_Work to do_
Select and reproduce each line of the listing below that bears the string "DELETE".

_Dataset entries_
—————
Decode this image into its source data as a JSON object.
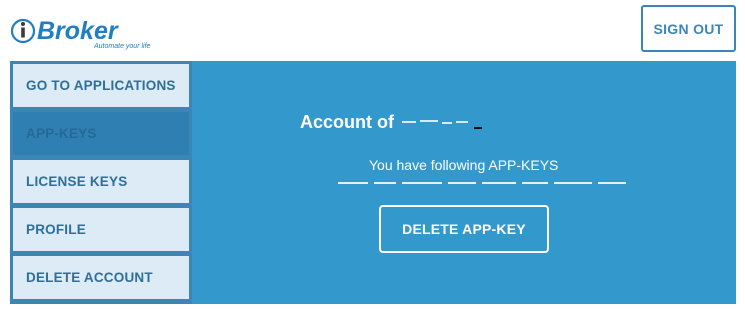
{
  "brand": {
    "name": "Broker",
    "tagline": "Automate your life"
  },
  "header": {
    "sign_out_label": "SIGN OUT"
  },
  "sidebar": {
    "items": [
      {
        "label": "GO TO APPLICATIONS",
        "active": false
      },
      {
        "label": "APP-KEYS",
        "active": true
      },
      {
        "label": "LICENSE KEYS",
        "active": false
      },
      {
        "label": "PROFILE",
        "active": false
      },
      {
        "label": "DELETE ACCOUNT",
        "active": false
      }
    ]
  },
  "main": {
    "account_label": "Account of",
    "keys_caption": "You have following APP-KEYS",
    "delete_label": "DELETE APP-KEY"
  },
  "colors": {
    "accent": "#3399cc",
    "sidebar_bg": "#3a87b7",
    "nav_item_bg": "#dcebf6",
    "brand_blue": "#1f7fc0"
  }
}
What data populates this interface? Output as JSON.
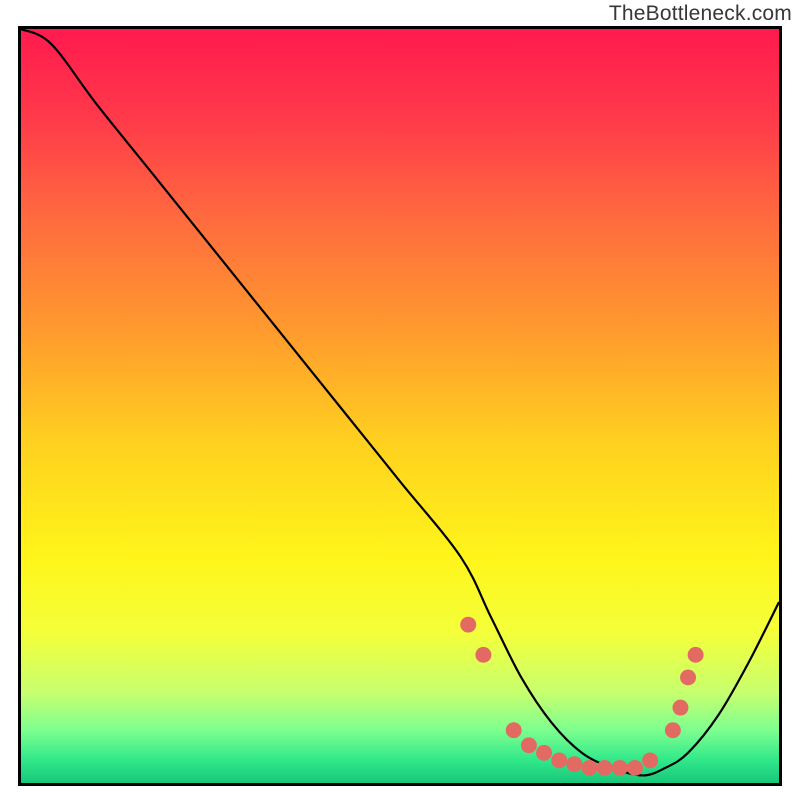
{
  "watermark": "TheBottleneck.com",
  "chart_data": {
    "type": "line",
    "title": "",
    "xlabel": "",
    "ylabel": "",
    "xlim": [
      0,
      100
    ],
    "ylim": [
      0,
      100
    ],
    "grid": false,
    "legend": false,
    "background": {
      "type": "vertical-gradient",
      "note": "gradient top→bottom; values approximate stop positions 0–1",
      "stops": [
        {
          "pos": 0.0,
          "color": "#ff1a4e"
        },
        {
          "pos": 0.12,
          "color": "#ff3a4a"
        },
        {
          "pos": 0.25,
          "color": "#ff6a3f"
        },
        {
          "pos": 0.4,
          "color": "#ff9a2e"
        },
        {
          "pos": 0.55,
          "color": "#ffd11f"
        },
        {
          "pos": 0.7,
          "color": "#fff51a"
        },
        {
          "pos": 0.8,
          "color": "#f4ff3a"
        },
        {
          "pos": 0.88,
          "color": "#c7ff6e"
        },
        {
          "pos": 0.93,
          "color": "#7dff8f"
        },
        {
          "pos": 0.97,
          "color": "#30e88a"
        },
        {
          "pos": 1.0,
          "color": "#18c77a"
        }
      ]
    },
    "series": [
      {
        "name": "bottleneck-curve",
        "color": "#000000",
        "x": [
          0,
          4,
          10,
          18,
          26,
          34,
          42,
          50,
          58,
          62,
          66,
          70,
          74,
          78,
          82,
          85,
          88,
          92,
          96,
          100
        ],
        "y": [
          100,
          98,
          90,
          80,
          70,
          60,
          50,
          40,
          30,
          22,
          14,
          8,
          4,
          2,
          1,
          2,
          4,
          9,
          16,
          24
        ]
      }
    ],
    "markers": {
      "name": "optimum-dots",
      "color": "#e26a63",
      "radius": 8,
      "points": [
        {
          "x": 59,
          "y": 21
        },
        {
          "x": 61,
          "y": 17
        },
        {
          "x": 65,
          "y": 7
        },
        {
          "x": 67,
          "y": 5
        },
        {
          "x": 69,
          "y": 4
        },
        {
          "x": 71,
          "y": 3
        },
        {
          "x": 73,
          "y": 2.5
        },
        {
          "x": 75,
          "y": 2
        },
        {
          "x": 77,
          "y": 2
        },
        {
          "x": 79,
          "y": 2
        },
        {
          "x": 81,
          "y": 2
        },
        {
          "x": 83,
          "y": 3
        },
        {
          "x": 86,
          "y": 7
        },
        {
          "x": 87,
          "y": 10
        },
        {
          "x": 88,
          "y": 14
        },
        {
          "x": 89,
          "y": 17
        }
      ]
    }
  }
}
—————
_Result_
        "label": "DELETE ACCOUNT",
    "delete_label": "DELETE APP-KEY"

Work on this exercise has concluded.